• Stated goal
Extract each line containing the string "JSON".

• Record list

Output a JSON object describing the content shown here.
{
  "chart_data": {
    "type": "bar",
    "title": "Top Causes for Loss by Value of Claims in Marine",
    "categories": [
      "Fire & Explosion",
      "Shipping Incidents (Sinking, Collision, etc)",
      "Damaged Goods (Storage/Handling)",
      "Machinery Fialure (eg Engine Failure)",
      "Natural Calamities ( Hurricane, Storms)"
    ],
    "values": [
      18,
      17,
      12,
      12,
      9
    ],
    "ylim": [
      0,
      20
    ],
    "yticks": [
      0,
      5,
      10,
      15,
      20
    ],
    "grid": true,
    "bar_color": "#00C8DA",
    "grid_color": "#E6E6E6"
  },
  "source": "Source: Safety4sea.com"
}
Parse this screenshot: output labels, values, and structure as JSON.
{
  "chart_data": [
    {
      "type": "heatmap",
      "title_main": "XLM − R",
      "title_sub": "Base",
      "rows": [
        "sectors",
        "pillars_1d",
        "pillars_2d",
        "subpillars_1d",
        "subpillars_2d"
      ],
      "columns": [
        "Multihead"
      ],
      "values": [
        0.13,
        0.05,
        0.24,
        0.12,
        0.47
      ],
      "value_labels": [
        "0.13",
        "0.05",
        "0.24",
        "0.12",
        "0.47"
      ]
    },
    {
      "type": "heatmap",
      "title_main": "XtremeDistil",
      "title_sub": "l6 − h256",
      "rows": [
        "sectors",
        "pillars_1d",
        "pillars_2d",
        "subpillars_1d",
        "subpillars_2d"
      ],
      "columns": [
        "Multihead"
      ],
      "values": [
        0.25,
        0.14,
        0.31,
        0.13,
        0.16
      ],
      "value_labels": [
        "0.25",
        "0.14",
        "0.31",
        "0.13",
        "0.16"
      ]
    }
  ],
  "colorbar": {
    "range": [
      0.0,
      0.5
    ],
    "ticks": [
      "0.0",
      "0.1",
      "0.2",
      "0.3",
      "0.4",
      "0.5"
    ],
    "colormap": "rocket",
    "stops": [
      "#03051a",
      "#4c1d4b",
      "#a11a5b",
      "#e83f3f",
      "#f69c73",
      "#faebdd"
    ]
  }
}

• Response below
Output a JSON object describing the content shown here.
Parse this screenshot: output labels, values, and structure as JSON.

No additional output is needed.